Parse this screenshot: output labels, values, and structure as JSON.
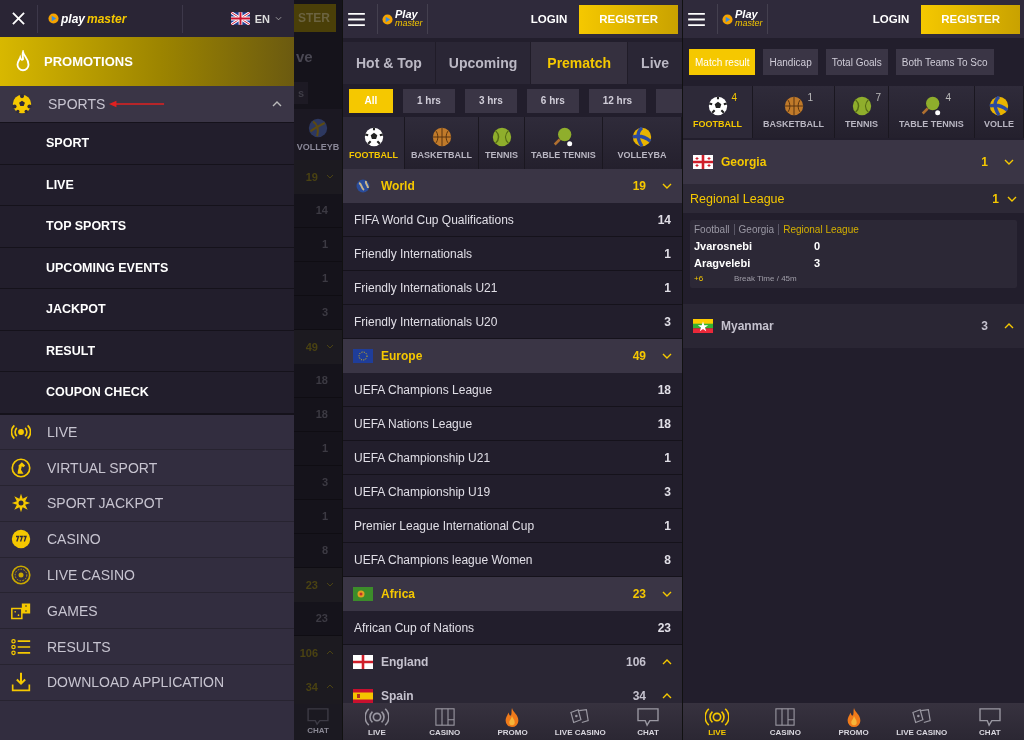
{
  "drawer": {
    "logo": {
      "top": "play",
      "bottom": "master"
    },
    "language": "EN",
    "promotions": "PROMOTIONS",
    "sports": {
      "label": "SPORTS",
      "expanded": true,
      "children": [
        "SPORT",
        "LIVE",
        "TOP SPORTS",
        "UPCOMING EVENTS",
        "JACKPOT",
        "RESULT",
        "COUPON CHECK"
      ]
    },
    "items": [
      {
        "label": "LIVE",
        "kind": "live"
      },
      {
        "label": "VIRTUAL SPORT",
        "kind": "virtual"
      },
      {
        "label": "SPORT JACKPOT",
        "kind": "jackpot"
      },
      {
        "label": "CASINO",
        "kind": "casino"
      },
      {
        "label": "LIVE CASINO",
        "kind": "roulette"
      },
      {
        "label": "GAMES",
        "kind": "games"
      },
      {
        "label": "RESULTS",
        "kind": "results"
      },
      {
        "label": "DOWNLOAD APPLICATION",
        "kind": "download"
      }
    ]
  },
  "background_strip": {
    "register": "STER",
    "tab": "ve",
    "filter": "s",
    "sport": "VOLLEYB",
    "nav": "CHAT",
    "rows": [
      {
        "kind": "group",
        "count": "19",
        "expanded": true
      },
      {
        "kind": "row",
        "count": "14"
      },
      {
        "kind": "row",
        "count": "1"
      },
      {
        "kind": "row",
        "count": "1"
      },
      {
        "kind": "row",
        "count": "3"
      },
      {
        "kind": "group",
        "count": "49",
        "expanded": true
      },
      {
        "kind": "row",
        "count": "18"
      },
      {
        "kind": "row",
        "count": "18"
      },
      {
        "kind": "row",
        "count": "1"
      },
      {
        "kind": "row",
        "count": "3"
      },
      {
        "kind": "row",
        "count": "1"
      },
      {
        "kind": "row",
        "count": "8"
      },
      {
        "kind": "group",
        "count": "23",
        "expanded": true
      },
      {
        "kind": "row",
        "count": "23"
      },
      {
        "kind": "group",
        "count": "106",
        "expanded": false
      },
      {
        "kind": "group",
        "count": "34",
        "expanded": false
      }
    ]
  },
  "prematch_screen": {
    "logo": {
      "top": "Play",
      "bottom": "master"
    },
    "login": "LOGIN",
    "register": "REGISTER",
    "tabs": [
      {
        "label": "Hot & Top",
        "selected": false
      },
      {
        "label": "Upcoming",
        "selected": false
      },
      {
        "label": "Prematch",
        "selected": true
      },
      {
        "label": "Live",
        "selected": false
      }
    ],
    "filters": [
      {
        "label": "All",
        "selected": true
      },
      {
        "label": "1 hrs",
        "selected": false
      },
      {
        "label": "3 hrs",
        "selected": false
      },
      {
        "label": "6 hrs",
        "selected": false
      },
      {
        "label": "12 hrs",
        "selected": false
      }
    ],
    "sports": [
      {
        "label": "FOOTBALL",
        "kind": "football",
        "selected": true
      },
      {
        "label": "BASKETBALL",
        "kind": "basketball",
        "selected": false
      },
      {
        "label": "TENNIS",
        "kind": "tennis",
        "selected": false
      },
      {
        "label": "TABLE TENNIS",
        "kind": "table-tennis",
        "selected": false
      },
      {
        "label": "VOLLEYBA",
        "kind": "volleyball",
        "selected": false
      }
    ],
    "groups": [
      {
        "name": "World",
        "kind": "globe",
        "count": "19",
        "expanded": true,
        "leagues": [
          {
            "name": "FIFA World Cup Qualifications",
            "count": "14"
          },
          {
            "name": "Friendly Internationals",
            "count": "1"
          },
          {
            "name": "Friendly Internationals U21",
            "count": "1"
          },
          {
            "name": "Friendly Internationals U20",
            "count": "3"
          }
        ]
      },
      {
        "name": "Europe",
        "kind": "eu",
        "count": "49",
        "expanded": true,
        "leagues": [
          {
            "name": "UEFA Champions League",
            "count": "18"
          },
          {
            "name": "UEFA Nations League",
            "count": "18"
          },
          {
            "name": "UEFA Championship U21",
            "count": "1"
          },
          {
            "name": "UEFA Championship U19",
            "count": "3"
          },
          {
            "name": "Premier League International Cup",
            "count": "1"
          },
          {
            "name": "UEFA Champions league Women",
            "count": "8"
          }
        ]
      },
      {
        "name": "Africa",
        "kind": "africa",
        "count": "23",
        "expanded": true,
        "leagues": [
          {
            "name": "African Cup of Nations",
            "count": "23"
          }
        ]
      },
      {
        "name": "England",
        "kind": "england",
        "count": "106",
        "expanded": false
      },
      {
        "name": "Spain",
        "kind": "spain",
        "count": "34",
        "expanded": false
      }
    ],
    "nav": [
      {
        "label": "LIVE",
        "kind": "live",
        "selected": false
      },
      {
        "label": "CASINO",
        "kind": "casino",
        "selected": false
      },
      {
        "label": "PROMO",
        "kind": "promo",
        "selected": false
      },
      {
        "label": "LIVE CASINO",
        "kind": "live-casino",
        "selected": false
      },
      {
        "label": "CHAT",
        "kind": "chat",
        "selected": false
      }
    ]
  },
  "live_screen": {
    "logo": {
      "top": "Play",
      "bottom": "master"
    },
    "login": "LOGIN",
    "register": "REGISTER",
    "markets": [
      {
        "label": "Match result",
        "selected": true
      },
      {
        "label": "Handicap",
        "selected": false
      },
      {
        "label": "Total Goals",
        "selected": false
      },
      {
        "label": "Both Teams To Sco",
        "selected": false
      }
    ],
    "sports": [
      {
        "label": "FOOTBALL",
        "kind": "football",
        "count": "4",
        "selected": true
      },
      {
        "label": "BASKETBALL",
        "kind": "basketball",
        "count": "1",
        "selected": false
      },
      {
        "label": "TENNIS",
        "kind": "tennis",
        "count": "7",
        "selected": false
      },
      {
        "label": "TABLE TENNIS",
        "kind": "table-tennis",
        "count": "4",
        "selected": false
      },
      {
        "label": "VOLLE",
        "kind": "volleyball",
        "selected": false
      }
    ],
    "groups": [
      {
        "name": "Georgia",
        "kind": "georgia",
        "count": "1",
        "expanded": true,
        "leagues": [
          {
            "name": "Regional League",
            "count": "1",
            "expanded": true,
            "matches": [
              {
                "sport": "Football",
                "country": "Georgia",
                "league": "Regional League",
                "home": "Jvarosnebi",
                "home_score": "0",
                "away": "Aragvelebi",
                "away_score": "3",
                "more": "+6",
                "status": "Break Time / 45m"
              }
            ]
          }
        ]
      },
      {
        "name": "Myanmar",
        "kind": "myanmar",
        "count": "3",
        "expanded": false
      }
    ],
    "nav": [
      {
        "label": "LIVE",
        "kind": "live",
        "selected": true
      },
      {
        "label": "CASINO",
        "kind": "casino",
        "selected": false
      },
      {
        "label": "PROMO",
        "kind": "promo",
        "selected": false
      },
      {
        "label": "LIVE CASINO",
        "kind": "live-casino",
        "selected": false
      },
      {
        "label": "CHAT",
        "kind": "chat",
        "selected": false
      }
    ]
  }
}
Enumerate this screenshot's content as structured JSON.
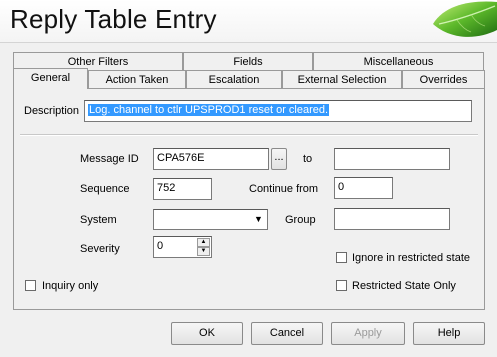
{
  "window": {
    "title": "Reply Table Entry"
  },
  "tabs_row1": [
    "Other Filters",
    "Fields",
    "Miscellaneous"
  ],
  "tabs_row2": [
    "General",
    "Action Taken",
    "Escalation",
    "External Selection",
    "Overrides"
  ],
  "active_tab": "General",
  "form": {
    "description_label": "Description",
    "description_value": "Log. channel to ctlr UPSPROD1 reset or cleared.",
    "message_id_label": "Message ID",
    "message_id_value": "CPA576E",
    "browse_label": "...",
    "to_label": "to",
    "to_value": "",
    "sequence_label": "Sequence",
    "sequence_value": "752",
    "continue_from_label": "Continue from",
    "continue_from_value": "0",
    "system_label": "System",
    "system_value": "",
    "group_label": "Group",
    "group_value": "",
    "severity_label": "Severity",
    "severity_value": "0",
    "ignore_restricted_label": "Ignore in restricted state",
    "ignore_restricted_checked": false,
    "inquiry_only_label": "Inquiry only",
    "inquiry_only_checked": false,
    "restricted_only_label": "Restricted State Only",
    "restricted_only_checked": false
  },
  "buttons": {
    "ok": "OK",
    "cancel": "Cancel",
    "apply": "Apply",
    "help": "Help"
  },
  "colors": {
    "selection": "#3399ff",
    "window_bg": "#f0f0f0"
  }
}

------------------------------------------------------------------------

What needs to be done =>
Reproduce exactly the lines from the one with "Enumerate this screenshot's" to the bottom of the listing, both ends included, and nothing else. Skip the pictures.

Finished exercise =>
Enumerate this screenshot's content as structured JSON.
{
  "window": {
    "title": "Reply Table Entry"
  },
  "tabs_row1": [
    "Other Filters",
    "Fields",
    "Miscellaneous"
  ],
  "tabs_row2": [
    "General",
    "Action Taken",
    "Escalation",
    "External Selection",
    "Overrides"
  ],
  "active_tab": "General",
  "form": {
    "description_label": "Description",
    "description_value": "Log. channel to ctlr UPSPROD1 reset or cleared.",
    "message_id_label": "Message ID",
    "message_id_value": "CPA576E",
    "browse_label": "...",
    "to_label": "to",
    "to_value": "",
    "sequence_label": "Sequence",
    "sequence_value": "752",
    "continue_from_label": "Continue from",
    "continue_from_value": "0",
    "system_label": "System",
    "system_value": "",
    "group_label": "Group",
    "group_value": "",
    "severity_label": "Severity",
    "severity_value": "0",
    "ignore_restricted_label": "Ignore in restricted state",
    "ignore_restricted_checked": false,
    "inquiry_only_label": "Inquiry only",
    "inquiry_only_checked": false,
    "restricted_only_label": "Restricted State Only",
    "restricted_only_checked": false
  },
  "buttons": {
    "ok": "OK",
    "cancel": "Cancel",
    "apply": "Apply",
    "help": "Help"
  },
  "colors": {
    "selection": "#3399ff",
    "window_bg": "#f0f0f0"
  }
}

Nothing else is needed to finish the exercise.